─── DATASET ───
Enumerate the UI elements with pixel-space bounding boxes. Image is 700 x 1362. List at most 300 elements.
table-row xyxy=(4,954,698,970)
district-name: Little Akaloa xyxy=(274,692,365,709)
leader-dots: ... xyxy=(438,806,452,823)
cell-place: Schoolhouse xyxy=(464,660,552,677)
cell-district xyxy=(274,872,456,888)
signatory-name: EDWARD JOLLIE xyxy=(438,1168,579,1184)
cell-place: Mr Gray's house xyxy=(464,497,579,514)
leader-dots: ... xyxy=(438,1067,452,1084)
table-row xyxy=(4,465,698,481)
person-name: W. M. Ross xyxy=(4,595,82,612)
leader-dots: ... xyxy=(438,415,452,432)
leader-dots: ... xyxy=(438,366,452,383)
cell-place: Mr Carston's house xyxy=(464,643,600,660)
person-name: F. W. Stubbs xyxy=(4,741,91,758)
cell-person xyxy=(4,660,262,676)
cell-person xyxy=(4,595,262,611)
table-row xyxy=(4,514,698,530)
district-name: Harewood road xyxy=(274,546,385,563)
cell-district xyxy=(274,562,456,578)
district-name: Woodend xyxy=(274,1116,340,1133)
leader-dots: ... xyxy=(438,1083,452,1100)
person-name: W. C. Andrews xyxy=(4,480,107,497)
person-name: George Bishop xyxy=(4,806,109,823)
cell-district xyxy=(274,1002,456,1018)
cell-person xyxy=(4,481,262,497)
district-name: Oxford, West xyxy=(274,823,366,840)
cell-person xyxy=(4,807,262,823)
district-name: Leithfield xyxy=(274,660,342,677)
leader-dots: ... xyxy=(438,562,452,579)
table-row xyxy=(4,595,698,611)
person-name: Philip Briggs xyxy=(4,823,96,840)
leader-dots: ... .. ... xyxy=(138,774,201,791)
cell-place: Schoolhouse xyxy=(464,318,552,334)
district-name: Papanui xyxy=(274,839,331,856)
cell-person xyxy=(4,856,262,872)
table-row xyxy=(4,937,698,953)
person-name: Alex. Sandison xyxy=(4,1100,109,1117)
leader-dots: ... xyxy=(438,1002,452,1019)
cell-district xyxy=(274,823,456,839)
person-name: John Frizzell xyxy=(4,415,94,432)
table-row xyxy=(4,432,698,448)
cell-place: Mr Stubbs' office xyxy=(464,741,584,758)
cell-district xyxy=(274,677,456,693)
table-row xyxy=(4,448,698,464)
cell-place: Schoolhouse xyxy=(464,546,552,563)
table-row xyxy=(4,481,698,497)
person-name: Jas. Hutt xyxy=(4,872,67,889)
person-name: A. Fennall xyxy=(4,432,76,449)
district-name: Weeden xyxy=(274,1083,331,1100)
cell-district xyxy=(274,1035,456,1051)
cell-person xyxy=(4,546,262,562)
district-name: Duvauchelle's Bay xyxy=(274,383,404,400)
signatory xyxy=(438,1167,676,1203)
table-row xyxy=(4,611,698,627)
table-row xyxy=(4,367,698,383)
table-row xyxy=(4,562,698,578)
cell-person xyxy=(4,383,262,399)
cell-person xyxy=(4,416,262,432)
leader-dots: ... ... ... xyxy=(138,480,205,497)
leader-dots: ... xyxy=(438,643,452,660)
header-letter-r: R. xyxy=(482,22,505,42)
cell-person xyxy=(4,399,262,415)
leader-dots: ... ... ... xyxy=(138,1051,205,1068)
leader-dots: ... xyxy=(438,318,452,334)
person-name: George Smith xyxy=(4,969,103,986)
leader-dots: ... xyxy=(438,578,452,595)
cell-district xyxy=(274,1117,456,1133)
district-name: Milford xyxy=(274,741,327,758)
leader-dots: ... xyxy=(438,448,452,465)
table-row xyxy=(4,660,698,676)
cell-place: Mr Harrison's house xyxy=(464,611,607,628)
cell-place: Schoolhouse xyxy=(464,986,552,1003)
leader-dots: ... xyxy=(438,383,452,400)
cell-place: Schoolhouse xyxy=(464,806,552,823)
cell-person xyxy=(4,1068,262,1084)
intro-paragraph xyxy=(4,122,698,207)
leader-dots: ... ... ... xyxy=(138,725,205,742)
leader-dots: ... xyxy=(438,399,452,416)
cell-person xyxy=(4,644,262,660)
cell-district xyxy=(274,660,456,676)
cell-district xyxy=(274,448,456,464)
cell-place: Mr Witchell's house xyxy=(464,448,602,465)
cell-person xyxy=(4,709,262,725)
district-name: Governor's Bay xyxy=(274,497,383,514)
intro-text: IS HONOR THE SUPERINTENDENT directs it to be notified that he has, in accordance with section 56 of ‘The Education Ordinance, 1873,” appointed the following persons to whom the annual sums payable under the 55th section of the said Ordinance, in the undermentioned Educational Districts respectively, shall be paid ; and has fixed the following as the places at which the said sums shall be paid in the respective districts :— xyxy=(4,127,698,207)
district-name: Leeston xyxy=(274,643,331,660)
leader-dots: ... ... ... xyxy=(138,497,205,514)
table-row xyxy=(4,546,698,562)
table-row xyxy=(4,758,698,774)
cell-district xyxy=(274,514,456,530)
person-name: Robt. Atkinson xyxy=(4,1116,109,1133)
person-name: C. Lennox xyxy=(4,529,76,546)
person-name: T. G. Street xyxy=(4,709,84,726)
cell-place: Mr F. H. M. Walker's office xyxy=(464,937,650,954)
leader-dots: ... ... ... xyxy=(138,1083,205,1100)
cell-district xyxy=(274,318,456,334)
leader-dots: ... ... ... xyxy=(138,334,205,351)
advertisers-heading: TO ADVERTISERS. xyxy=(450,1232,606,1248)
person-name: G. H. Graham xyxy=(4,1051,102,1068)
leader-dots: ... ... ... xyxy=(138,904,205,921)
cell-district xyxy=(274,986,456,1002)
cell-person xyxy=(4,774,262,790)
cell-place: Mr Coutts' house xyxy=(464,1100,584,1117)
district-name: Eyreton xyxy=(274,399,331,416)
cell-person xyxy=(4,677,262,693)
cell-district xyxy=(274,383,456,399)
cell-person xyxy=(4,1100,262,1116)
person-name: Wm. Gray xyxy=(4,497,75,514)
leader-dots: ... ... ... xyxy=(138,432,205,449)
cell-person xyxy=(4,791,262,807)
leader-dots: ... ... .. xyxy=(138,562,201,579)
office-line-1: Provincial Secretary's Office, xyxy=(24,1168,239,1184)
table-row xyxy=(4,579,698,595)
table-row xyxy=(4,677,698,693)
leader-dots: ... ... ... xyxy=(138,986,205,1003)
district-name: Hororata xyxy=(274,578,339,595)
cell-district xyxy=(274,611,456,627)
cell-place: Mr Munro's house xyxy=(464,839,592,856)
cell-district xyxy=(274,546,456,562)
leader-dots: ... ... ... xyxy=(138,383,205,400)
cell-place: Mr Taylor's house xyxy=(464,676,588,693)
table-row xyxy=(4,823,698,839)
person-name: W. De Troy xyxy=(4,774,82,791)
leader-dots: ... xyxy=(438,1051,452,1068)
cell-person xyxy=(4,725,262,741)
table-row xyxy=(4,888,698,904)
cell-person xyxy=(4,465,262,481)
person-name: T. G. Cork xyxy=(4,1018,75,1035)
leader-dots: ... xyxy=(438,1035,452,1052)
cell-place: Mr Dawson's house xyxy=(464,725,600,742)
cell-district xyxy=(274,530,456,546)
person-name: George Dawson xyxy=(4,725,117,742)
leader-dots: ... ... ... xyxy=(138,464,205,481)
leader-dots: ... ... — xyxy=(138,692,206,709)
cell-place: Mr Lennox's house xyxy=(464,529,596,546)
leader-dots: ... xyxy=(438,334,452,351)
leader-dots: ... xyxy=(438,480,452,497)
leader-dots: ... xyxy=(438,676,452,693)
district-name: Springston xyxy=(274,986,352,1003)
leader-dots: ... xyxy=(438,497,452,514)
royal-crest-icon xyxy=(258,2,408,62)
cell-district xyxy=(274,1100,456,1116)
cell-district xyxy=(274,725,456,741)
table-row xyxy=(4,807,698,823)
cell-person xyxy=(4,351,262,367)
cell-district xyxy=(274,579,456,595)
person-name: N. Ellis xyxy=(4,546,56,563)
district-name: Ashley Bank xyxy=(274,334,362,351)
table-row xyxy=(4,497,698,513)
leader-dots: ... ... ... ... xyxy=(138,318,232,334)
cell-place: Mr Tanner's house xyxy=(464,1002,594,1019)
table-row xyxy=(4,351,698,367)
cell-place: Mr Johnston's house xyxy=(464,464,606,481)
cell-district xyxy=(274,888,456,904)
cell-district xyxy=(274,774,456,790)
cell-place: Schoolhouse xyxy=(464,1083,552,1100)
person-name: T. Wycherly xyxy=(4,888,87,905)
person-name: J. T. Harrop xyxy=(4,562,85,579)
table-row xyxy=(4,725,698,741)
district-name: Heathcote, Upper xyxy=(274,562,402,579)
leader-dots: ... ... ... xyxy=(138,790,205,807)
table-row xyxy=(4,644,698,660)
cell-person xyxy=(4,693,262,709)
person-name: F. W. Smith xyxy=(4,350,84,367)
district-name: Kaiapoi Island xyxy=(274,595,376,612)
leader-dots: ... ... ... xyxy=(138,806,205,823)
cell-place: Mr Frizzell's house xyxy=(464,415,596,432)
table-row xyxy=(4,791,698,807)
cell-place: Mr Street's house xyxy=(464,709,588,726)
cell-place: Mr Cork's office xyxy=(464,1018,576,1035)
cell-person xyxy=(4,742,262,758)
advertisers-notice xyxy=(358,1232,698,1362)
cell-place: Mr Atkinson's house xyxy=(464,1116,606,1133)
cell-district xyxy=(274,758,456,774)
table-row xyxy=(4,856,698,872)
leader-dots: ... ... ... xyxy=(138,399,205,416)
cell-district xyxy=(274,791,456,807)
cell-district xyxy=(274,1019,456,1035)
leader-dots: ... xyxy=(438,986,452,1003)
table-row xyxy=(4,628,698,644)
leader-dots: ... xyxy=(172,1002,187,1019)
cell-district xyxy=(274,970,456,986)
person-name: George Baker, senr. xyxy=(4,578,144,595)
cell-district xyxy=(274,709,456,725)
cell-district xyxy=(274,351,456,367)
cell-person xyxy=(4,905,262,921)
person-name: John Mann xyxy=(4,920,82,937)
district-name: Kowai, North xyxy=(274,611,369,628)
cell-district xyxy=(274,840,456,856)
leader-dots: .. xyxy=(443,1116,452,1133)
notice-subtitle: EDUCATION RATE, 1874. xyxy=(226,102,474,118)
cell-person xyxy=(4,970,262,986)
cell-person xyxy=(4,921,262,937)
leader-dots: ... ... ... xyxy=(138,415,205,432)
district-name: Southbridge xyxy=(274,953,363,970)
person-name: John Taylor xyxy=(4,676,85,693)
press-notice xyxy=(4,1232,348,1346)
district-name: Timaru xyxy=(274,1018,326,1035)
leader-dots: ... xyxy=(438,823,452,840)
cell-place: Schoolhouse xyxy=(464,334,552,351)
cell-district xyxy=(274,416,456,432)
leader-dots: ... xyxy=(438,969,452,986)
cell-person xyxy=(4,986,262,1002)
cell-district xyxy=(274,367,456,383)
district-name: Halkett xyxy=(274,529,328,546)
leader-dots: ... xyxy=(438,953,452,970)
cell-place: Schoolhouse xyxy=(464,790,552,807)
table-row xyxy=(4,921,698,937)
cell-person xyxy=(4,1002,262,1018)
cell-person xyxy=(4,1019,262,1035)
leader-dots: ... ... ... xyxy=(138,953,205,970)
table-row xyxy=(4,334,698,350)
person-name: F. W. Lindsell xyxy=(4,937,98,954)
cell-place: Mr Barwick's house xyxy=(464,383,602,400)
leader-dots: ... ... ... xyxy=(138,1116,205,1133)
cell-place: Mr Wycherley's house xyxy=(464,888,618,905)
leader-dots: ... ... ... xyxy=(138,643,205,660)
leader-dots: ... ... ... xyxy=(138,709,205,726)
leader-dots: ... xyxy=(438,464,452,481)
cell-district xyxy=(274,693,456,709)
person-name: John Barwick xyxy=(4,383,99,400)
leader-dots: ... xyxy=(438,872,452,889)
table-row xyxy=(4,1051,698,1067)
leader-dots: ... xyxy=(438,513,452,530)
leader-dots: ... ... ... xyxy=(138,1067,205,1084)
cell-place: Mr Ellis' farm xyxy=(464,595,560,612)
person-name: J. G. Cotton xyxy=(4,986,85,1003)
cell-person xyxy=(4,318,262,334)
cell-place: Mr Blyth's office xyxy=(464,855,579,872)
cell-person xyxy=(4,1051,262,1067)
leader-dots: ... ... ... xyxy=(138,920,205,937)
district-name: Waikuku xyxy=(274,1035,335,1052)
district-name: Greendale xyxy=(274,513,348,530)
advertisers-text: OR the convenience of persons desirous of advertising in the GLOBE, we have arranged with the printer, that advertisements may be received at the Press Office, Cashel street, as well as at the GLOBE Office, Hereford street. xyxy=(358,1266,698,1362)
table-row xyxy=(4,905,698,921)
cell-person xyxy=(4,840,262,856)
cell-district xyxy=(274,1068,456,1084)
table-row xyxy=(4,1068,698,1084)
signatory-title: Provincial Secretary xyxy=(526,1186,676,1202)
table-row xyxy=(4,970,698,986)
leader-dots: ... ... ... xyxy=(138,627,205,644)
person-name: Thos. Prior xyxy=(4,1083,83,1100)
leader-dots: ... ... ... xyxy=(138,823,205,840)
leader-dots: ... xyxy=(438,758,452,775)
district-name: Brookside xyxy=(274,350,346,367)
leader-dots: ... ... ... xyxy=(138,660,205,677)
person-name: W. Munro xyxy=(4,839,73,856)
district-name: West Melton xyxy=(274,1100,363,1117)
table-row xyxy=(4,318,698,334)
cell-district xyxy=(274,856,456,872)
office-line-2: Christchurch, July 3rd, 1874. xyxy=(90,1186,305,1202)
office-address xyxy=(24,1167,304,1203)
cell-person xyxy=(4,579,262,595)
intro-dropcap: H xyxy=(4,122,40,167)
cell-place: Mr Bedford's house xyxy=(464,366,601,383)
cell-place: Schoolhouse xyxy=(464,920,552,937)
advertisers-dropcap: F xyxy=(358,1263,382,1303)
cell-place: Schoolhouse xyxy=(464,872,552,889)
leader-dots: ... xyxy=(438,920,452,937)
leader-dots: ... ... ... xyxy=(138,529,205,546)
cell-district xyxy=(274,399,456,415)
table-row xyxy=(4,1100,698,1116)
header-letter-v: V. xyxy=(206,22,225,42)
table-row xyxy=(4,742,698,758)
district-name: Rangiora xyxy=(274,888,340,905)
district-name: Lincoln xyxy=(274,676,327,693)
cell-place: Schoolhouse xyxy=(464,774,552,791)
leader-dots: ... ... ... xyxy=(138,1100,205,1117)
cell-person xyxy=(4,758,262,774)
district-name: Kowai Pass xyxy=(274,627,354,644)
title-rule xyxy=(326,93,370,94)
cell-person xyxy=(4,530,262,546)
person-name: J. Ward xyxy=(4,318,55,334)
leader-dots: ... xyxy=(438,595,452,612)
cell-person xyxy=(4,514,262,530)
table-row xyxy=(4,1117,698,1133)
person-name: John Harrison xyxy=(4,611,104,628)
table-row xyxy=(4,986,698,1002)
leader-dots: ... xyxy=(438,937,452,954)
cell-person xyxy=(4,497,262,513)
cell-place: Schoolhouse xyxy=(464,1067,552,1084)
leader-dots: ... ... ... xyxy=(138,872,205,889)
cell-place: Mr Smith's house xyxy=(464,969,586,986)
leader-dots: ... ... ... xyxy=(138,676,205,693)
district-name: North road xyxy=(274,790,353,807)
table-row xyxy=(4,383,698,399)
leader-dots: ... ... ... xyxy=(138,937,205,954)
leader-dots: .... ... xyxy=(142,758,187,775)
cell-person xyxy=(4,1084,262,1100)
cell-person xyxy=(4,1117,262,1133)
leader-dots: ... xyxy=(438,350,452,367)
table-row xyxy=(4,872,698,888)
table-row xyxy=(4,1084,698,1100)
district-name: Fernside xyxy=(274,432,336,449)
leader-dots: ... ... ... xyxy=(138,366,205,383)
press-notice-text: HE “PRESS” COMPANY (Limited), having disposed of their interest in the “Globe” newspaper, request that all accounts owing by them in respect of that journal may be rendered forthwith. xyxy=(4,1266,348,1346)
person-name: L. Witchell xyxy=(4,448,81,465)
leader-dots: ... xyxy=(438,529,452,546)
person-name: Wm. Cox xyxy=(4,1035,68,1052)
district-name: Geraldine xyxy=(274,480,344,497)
───
BRIEF.
Arrange the items above as a JSON list of strings, one string per line, from the first line through the line with "cell-district xyxy=(274,1035,456,1051)". Leave out any blank lines.

WRITTEN ANSWER.
[
  "Enumerate the UI elements with pixel-space bounding boxes. Image is 700 x 1362. List at most 300 elements.",
  "table-row xyxy=(4,954,698,970)",
  "district-name: Little Akaloa xyxy=(274,692,365,709)",
  "leader-dots: ... xyxy=(438,806,452,823)",
  "cell-place: Schoolhouse xyxy=(464,660,552,677)",
  "cell-district xyxy=(274,872,456,888)",
  "signatory-name: EDWARD JOLLIE xyxy=(438,1168,579,1184)",
  "cell-place: Mr Gray's house xyxy=(464,497,579,514)",
  "leader-dots: ... xyxy=(438,1067,452,1084)",
  "table-row xyxy=(4,465,698,481)",
  "person-name: W. M. Ross xyxy=(4,595,82,612)",
  "leader-dots: ... xyxy=(438,415,452,432)",
  "leader-dots: ... xyxy=(438,366,452,383)",
  "cell-place: Mr Carston's house xyxy=(464,643,600,660)",
  "person-name: F. W. Stubbs xyxy=(4,741,91,758)",
  "cell-person xyxy=(4,660,262,676)",
  "cell-person xyxy=(4,595,262,611)",
  "table-row xyxy=(4,514,698,530)",
  "district-name: Harewood road xyxy=(274,546,385,563)",
  "cell-district xyxy=(274,562,456,578)",
  "district-name: Woodend xyxy=(274,1116,340,1133)",
  "leader-dots: ... xyxy=(438,1083,452,1100)",
  "person-name: W. C. Andrews xyxy=(4,480,107,497)",
  "person-name: George Bishop xyxy=(4,806,109,823)",
  "cell-district xyxy=(274,1002,456,1018)",
  "cell-person xyxy=(4,481,262,497)",
  "district-name: Oxford, West xyxy=(274,823,366,840)",
  "cell-person xyxy=(4,807,262,823)",
  "district-name: Leithfield xyxy=(274,660,342,677)",
  "leader-dots: ... xyxy=(438,562,452,579)",
  "table-row xyxy=(4,595,698,611)",
  "person-name: Philip Briggs xyxy=(4,823,96,840)",
  "leader-dots: ... .. ... xyxy=(138,774,201,791)",
  "cell-place: Schoolhouse xyxy=(464,318,552,334)",
  "district-name: Papanui xyxy=(274,839,331,856)",
  "cell-person xyxy=(4,856,262,872)",
  "table-row xyxy=(4,937,698,953)",
  "person-name: Alex. Sandison xyxy=(4,1100,109,1117)",
  "leader-dots: ... xyxy=(438,1002,452,1019)",
  "cell-district xyxy=(274,823,456,839)",
  "person-name: John Frizzell xyxy=(4,415,94,432)",
  "table-row xyxy=(4,432,698,448)",
  "cell-place: Mr Stubbs' office xyxy=(464,741,584,758)",
  "cell-district xyxy=(274,677,456,693)",
  "table-row xyxy=(4,448,698,464)",
  "cell-place: Schoolhouse xyxy=(464,546,552,563)",
  "table-row xyxy=(4,481,698,497)",
  "person-name: Jas. Hutt xyxy=(4,872,67,889)",
  "person-name: A. Fennall xyxy=(4,432,76,449)",
  "district-name: Weeden xyxy=(274,1083,331,1100)",
  "cell-district xyxy=(274,1035,456,1051)"
]